──────── Dataset content ────────

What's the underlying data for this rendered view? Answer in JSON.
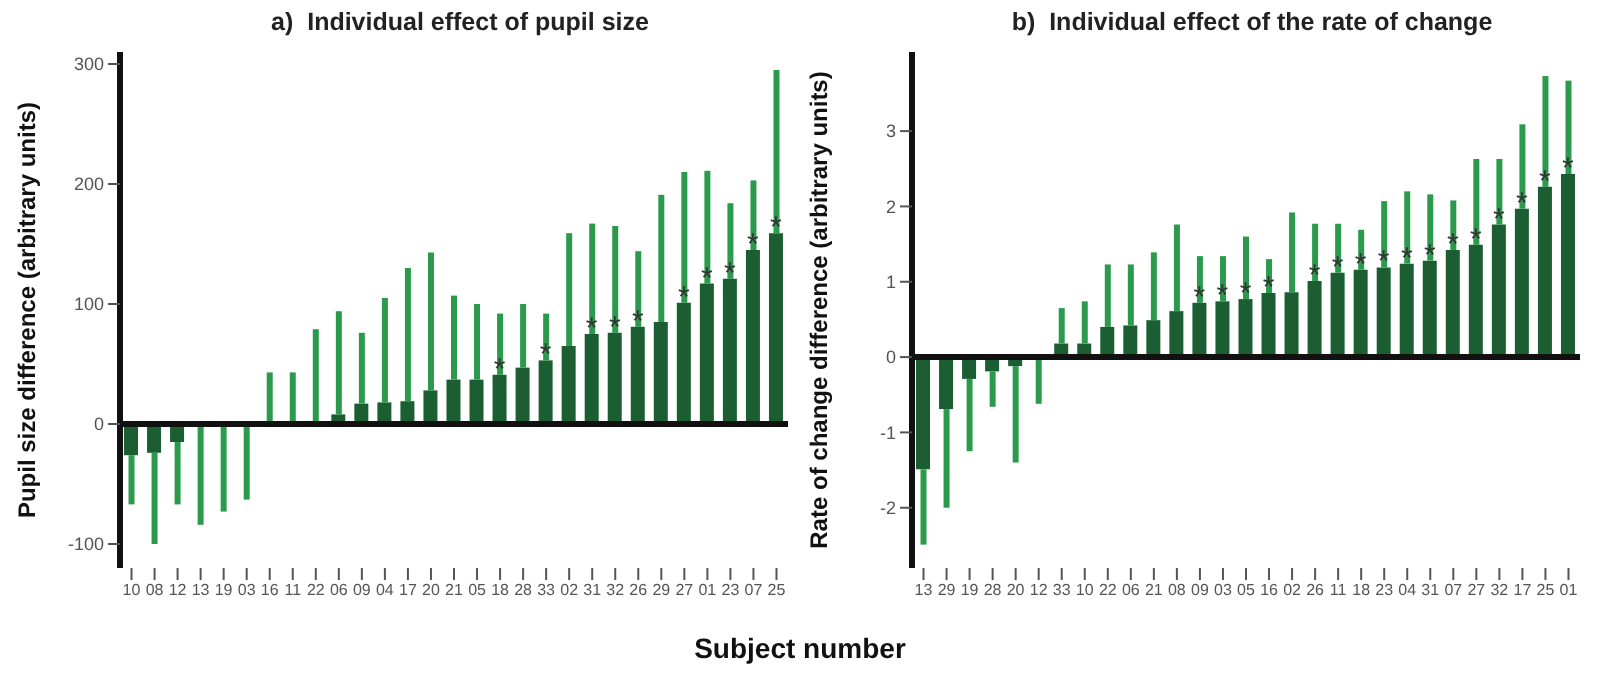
{
  "chart_data": [
    {
      "type": "bar",
      "title": "a)  Individual effect of pupil size",
      "xlabel": "Subject number",
      "ylabel": "Pupil size difference (arbitrary units)",
      "categories": [
        "10",
        "08",
        "12",
        "13",
        "19",
        "03",
        "16",
        "11",
        "22",
        "06",
        "09",
        "04",
        "17",
        "20",
        "21",
        "05",
        "18",
        "28",
        "33",
        "02",
        "31",
        "32",
        "26",
        "29",
        "27",
        "01",
        "23",
        "07",
        "25"
      ],
      "series": [
        {
          "color": "#1b5e32",
          "values": [
            -26,
            -24,
            -15,
            0,
            0,
            0,
            0,
            0,
            0,
            8,
            17,
            18,
            19,
            28,
            37,
            37,
            41,
            47,
            53,
            65,
            75,
            76,
            81,
            85,
            101,
            117,
            121,
            145,
            159
          ],
          "errors": [
            [
              -67,
              -26
            ],
            [
              -100,
              -24
            ],
            [
              -67,
              -15
            ],
            [
              -84,
              0
            ],
            [
              -73,
              0
            ],
            [
              -63,
              0
            ],
            [
              0,
              43
            ],
            [
              0,
              43
            ],
            [
              0,
              79
            ],
            [
              8,
              94
            ],
            [
              17,
              76
            ],
            [
              18,
              105
            ],
            [
              19,
              130
            ],
            [
              28,
              143
            ],
            [
              37,
              107
            ],
            [
              37,
              100
            ],
            [
              41,
              92
            ],
            [
              47,
              100
            ],
            [
              53,
              92
            ],
            [
              65,
              159
            ],
            [
              75,
              167
            ],
            [
              76,
              165
            ],
            [
              81,
              144
            ],
            [
              85,
              191
            ],
            [
              101,
              210
            ],
            [
              117,
              211
            ],
            [
              121,
              184
            ],
            [
              145,
              203
            ],
            [
              159,
              295
            ]
          ],
          "value_labels": [
            null,
            null,
            null,
            null,
            null,
            null,
            null,
            null,
            null,
            null,
            null,
            null,
            null,
            null,
            null,
            null,
            "*",
            null,
            "*",
            null,
            "*",
            "*",
            "*",
            null,
            "*",
            "*",
            "*",
            "*",
            "*"
          ]
        }
      ],
      "ylim": [
        -120,
        310
      ],
      "yticks": [
        -100,
        0,
        100,
        200,
        300
      ]
    },
    {
      "type": "bar",
      "title": "b)  Individual effect of the rate of change",
      "ylabel": "Rate of change difference (arbitrary units)",
      "categories": [
        "13",
        "29",
        "19",
        "28",
        "20",
        "12",
        "33",
        "10",
        "22",
        "06",
        "21",
        "08",
        "09",
        "03",
        "05",
        "16",
        "02",
        "26",
        "11",
        "18",
        "23",
        "04",
        "31",
        "07",
        "27",
        "32",
        "17",
        "25",
        "01"
      ],
      "series": [
        {
          "color": "#1b5e32",
          "values": [
            -1.49,
            -0.69,
            -0.29,
            -0.19,
            -0.12,
            0,
            0.18,
            0.18,
            0.4,
            0.42,
            0.49,
            0.61,
            0.72,
            0.74,
            0.77,
            0.85,
            0.86,
            1.01,
            1.12,
            1.16,
            1.19,
            1.24,
            1.28,
            1.42,
            1.49,
            1.76,
            1.97,
            2.26,
            2.43
          ],
          "errors": [
            [
              -2.49,
              -1.49
            ],
            [
              -2.0,
              -0.69
            ],
            [
              -1.25,
              -0.29
            ],
            [
              -0.66,
              -0.19
            ],
            [
              -1.4,
              -0.12
            ],
            [
              -0.62,
              0
            ],
            [
              0.18,
              0.65
            ],
            [
              0.18,
              0.74
            ],
            [
              0.4,
              1.23
            ],
            [
              0.42,
              1.23
            ],
            [
              0.49,
              1.39
            ],
            [
              0.61,
              1.76
            ],
            [
              0.72,
              1.34
            ],
            [
              0.74,
              1.34
            ],
            [
              0.77,
              1.6
            ],
            [
              0.85,
              1.3
            ],
            [
              0.86,
              1.92
            ],
            [
              1.01,
              1.77
            ],
            [
              1.12,
              1.77
            ],
            [
              1.16,
              1.69
            ],
            [
              1.19,
              2.07
            ],
            [
              1.24,
              2.2
            ],
            [
              1.28,
              2.16
            ],
            [
              1.42,
              2.08
            ],
            [
              1.49,
              2.63
            ],
            [
              1.76,
              2.63
            ],
            [
              1.97,
              3.09
            ],
            [
              2.26,
              3.73
            ],
            [
              2.43,
              3.67
            ]
          ],
          "value_labels": [
            null,
            null,
            null,
            null,
            null,
            null,
            null,
            null,
            null,
            null,
            null,
            null,
            "*",
            "*",
            "*",
            "*",
            null,
            "*",
            "*",
            "*",
            "*",
            "*",
            "*",
            "*",
            "*",
            "*",
            "*",
            "*",
            "*"
          ]
        }
      ],
      "ylim": [
        -2.8,
        4.05
      ],
      "yticks": [
        -2,
        -1,
        0,
        1,
        2,
        3
      ]
    }
  ]
}
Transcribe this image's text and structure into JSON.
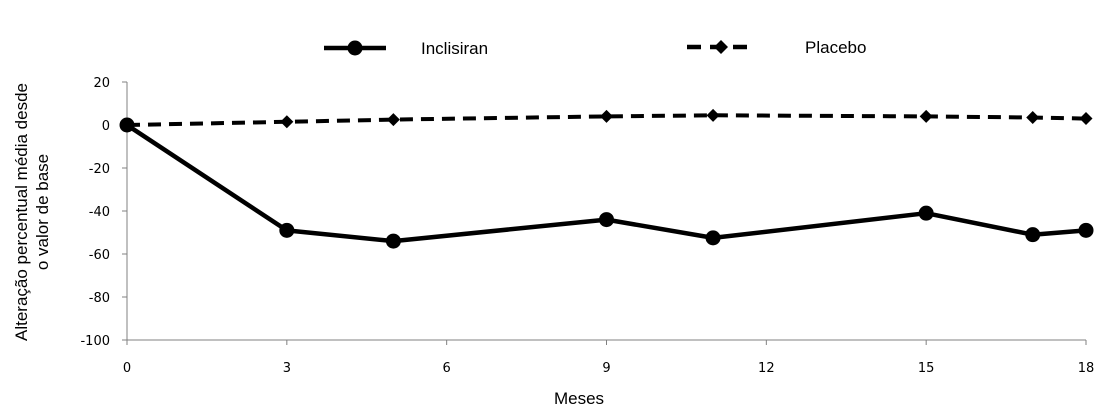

────────

## Exercise objective
Read the data above. Pull out each line in which the string "units" appears.

## Task solution
      "ylabel": "Pupil size difference (arbitrary units)",
      "ylabel": "Rate of change difference (arbitrary units)",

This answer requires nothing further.